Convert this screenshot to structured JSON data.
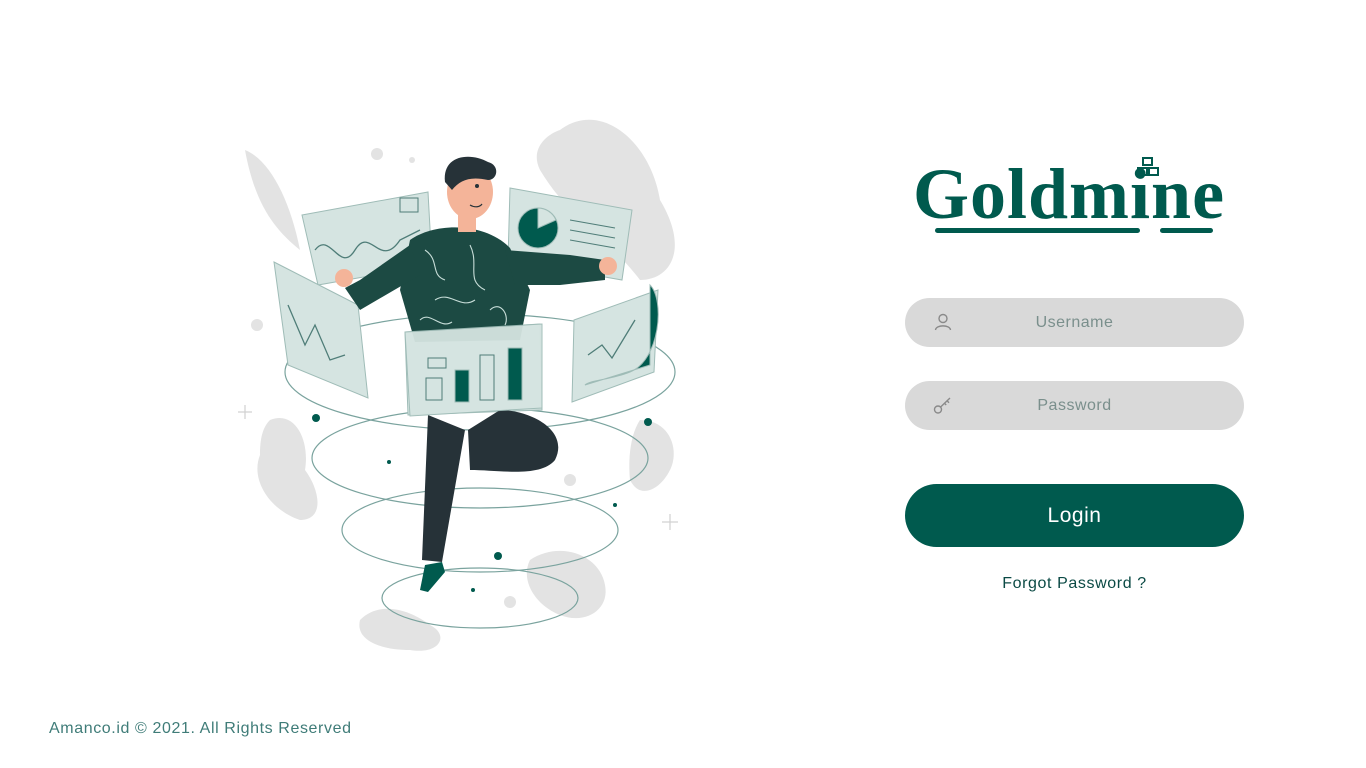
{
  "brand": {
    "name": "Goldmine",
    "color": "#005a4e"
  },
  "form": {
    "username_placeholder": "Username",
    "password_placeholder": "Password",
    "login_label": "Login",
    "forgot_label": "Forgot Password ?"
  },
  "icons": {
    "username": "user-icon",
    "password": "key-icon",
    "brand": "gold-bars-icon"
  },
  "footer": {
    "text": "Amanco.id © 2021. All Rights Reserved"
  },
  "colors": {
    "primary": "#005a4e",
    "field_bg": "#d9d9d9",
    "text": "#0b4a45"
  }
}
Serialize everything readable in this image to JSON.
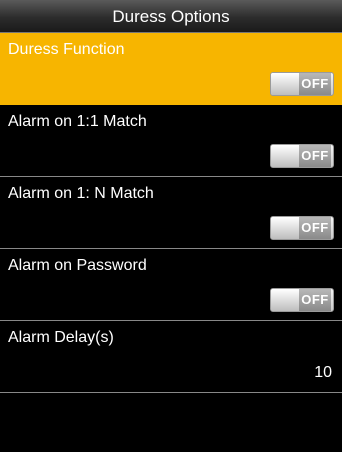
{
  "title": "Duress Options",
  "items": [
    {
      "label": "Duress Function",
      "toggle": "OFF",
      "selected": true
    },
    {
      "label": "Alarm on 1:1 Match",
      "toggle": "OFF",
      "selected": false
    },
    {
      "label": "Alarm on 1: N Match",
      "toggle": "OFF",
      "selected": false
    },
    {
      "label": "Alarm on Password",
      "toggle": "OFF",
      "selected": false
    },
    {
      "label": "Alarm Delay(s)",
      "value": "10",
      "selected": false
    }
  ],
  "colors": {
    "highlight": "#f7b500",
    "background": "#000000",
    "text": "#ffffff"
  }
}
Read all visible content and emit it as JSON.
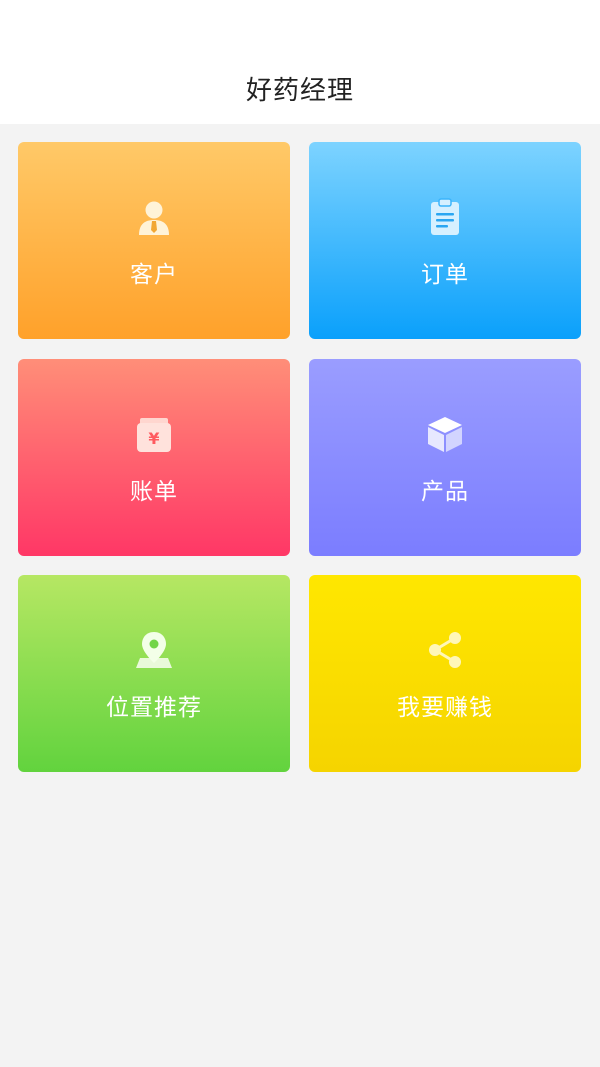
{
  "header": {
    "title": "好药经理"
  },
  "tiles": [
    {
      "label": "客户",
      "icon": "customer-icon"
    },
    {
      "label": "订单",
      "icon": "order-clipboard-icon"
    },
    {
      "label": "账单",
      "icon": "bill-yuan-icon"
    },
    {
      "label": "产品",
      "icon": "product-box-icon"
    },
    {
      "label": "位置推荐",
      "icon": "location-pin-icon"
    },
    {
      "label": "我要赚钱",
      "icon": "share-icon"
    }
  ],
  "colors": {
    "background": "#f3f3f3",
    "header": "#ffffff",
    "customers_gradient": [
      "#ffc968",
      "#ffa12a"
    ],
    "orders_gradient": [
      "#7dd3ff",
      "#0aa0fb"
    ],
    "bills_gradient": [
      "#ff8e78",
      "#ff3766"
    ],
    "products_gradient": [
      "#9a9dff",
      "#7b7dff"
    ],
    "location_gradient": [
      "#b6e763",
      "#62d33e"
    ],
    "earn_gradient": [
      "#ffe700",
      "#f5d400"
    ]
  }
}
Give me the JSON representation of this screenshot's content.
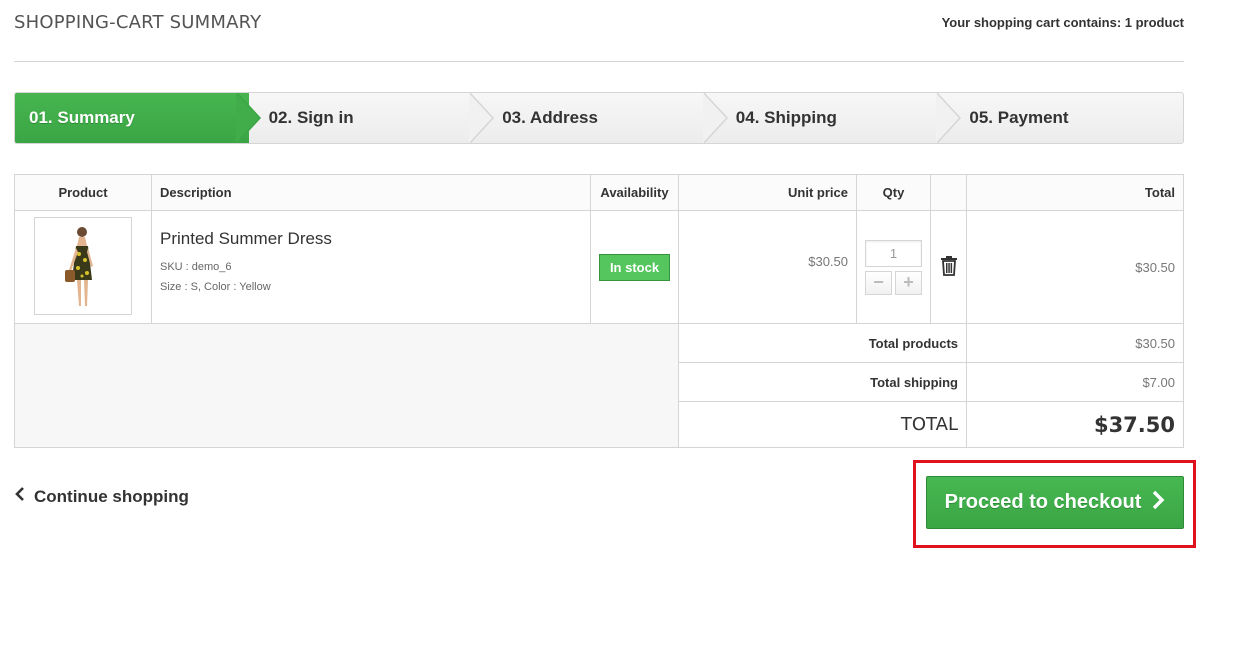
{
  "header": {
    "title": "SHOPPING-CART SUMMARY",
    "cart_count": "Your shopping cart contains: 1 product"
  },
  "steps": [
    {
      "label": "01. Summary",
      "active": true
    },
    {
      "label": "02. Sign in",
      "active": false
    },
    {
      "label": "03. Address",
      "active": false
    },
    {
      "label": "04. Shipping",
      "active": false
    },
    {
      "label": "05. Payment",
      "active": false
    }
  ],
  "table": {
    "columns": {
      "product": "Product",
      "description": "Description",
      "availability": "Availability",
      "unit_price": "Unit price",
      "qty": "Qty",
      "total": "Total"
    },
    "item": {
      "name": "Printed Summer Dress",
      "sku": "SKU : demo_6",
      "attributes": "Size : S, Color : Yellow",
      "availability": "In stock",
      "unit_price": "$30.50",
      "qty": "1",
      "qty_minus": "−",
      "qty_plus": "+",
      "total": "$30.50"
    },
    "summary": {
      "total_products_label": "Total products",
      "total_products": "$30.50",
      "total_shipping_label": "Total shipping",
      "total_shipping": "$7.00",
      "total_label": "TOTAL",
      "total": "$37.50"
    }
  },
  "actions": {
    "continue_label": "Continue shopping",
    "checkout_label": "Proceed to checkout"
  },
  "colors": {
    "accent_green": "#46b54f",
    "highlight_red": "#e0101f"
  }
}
++++++++++++++++++++
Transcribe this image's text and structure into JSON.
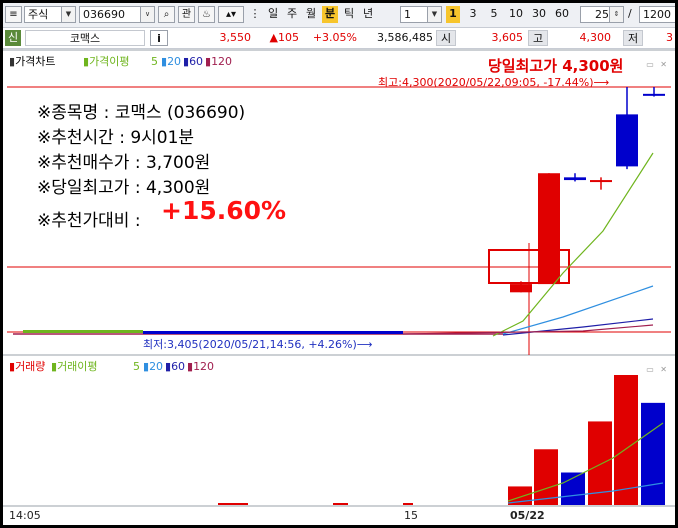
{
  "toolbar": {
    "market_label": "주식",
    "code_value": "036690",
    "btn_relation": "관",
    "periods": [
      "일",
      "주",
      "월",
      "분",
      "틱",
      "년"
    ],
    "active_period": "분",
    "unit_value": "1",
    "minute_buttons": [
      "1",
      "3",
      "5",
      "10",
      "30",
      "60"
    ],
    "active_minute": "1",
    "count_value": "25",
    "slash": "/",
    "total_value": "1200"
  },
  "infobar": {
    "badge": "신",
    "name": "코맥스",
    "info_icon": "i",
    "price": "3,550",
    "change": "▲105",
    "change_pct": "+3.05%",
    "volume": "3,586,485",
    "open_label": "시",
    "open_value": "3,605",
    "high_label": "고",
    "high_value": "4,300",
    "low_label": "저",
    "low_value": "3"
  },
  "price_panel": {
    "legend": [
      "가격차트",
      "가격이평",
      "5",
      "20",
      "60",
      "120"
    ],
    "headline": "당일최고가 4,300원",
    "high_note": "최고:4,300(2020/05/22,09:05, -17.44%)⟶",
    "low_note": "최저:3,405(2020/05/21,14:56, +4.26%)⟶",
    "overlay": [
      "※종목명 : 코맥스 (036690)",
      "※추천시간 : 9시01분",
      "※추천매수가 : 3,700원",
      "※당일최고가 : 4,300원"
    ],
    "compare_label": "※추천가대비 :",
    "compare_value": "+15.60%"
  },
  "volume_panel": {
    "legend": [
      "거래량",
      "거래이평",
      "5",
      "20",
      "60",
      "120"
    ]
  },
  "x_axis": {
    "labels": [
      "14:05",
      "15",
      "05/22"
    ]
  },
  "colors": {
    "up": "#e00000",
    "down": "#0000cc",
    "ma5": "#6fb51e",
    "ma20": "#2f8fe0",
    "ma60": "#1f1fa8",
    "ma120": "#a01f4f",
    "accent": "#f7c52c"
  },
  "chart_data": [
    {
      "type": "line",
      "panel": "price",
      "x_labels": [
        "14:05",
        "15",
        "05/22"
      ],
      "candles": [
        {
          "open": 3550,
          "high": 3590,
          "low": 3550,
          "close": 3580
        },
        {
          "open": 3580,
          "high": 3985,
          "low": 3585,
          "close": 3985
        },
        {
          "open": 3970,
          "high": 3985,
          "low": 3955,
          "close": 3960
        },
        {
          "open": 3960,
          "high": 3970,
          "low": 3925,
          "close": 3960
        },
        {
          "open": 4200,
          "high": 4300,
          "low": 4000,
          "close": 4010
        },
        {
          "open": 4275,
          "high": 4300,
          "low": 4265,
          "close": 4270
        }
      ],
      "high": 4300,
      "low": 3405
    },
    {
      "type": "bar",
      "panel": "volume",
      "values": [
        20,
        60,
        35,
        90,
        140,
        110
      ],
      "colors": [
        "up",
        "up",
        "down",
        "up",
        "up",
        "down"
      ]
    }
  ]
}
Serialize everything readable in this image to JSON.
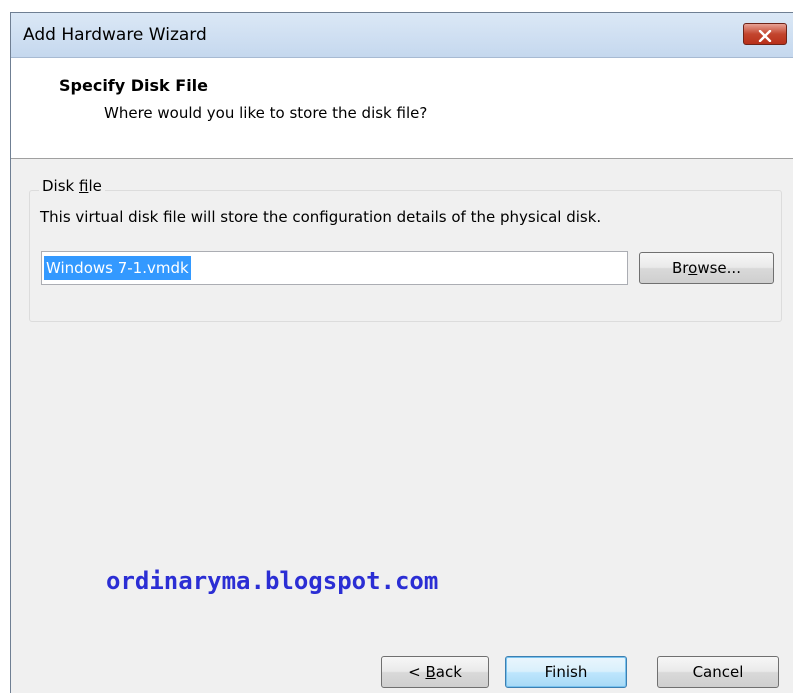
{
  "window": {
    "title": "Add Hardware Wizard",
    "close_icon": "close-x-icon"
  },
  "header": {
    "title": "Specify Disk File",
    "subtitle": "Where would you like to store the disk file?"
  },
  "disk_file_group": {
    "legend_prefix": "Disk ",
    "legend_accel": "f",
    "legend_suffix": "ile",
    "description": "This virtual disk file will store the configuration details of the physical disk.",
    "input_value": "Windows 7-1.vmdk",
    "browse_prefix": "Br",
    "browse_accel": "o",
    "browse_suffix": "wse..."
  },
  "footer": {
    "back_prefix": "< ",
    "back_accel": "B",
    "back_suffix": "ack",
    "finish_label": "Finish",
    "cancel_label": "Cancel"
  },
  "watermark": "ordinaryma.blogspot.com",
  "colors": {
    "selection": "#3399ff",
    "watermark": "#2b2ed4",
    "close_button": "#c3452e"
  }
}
++++++++++++++++++++
> [Brief]
Copy every line of the records above that contains "availability".

> [Task result]
      "availability": "Availability",
      "availability": "In stock",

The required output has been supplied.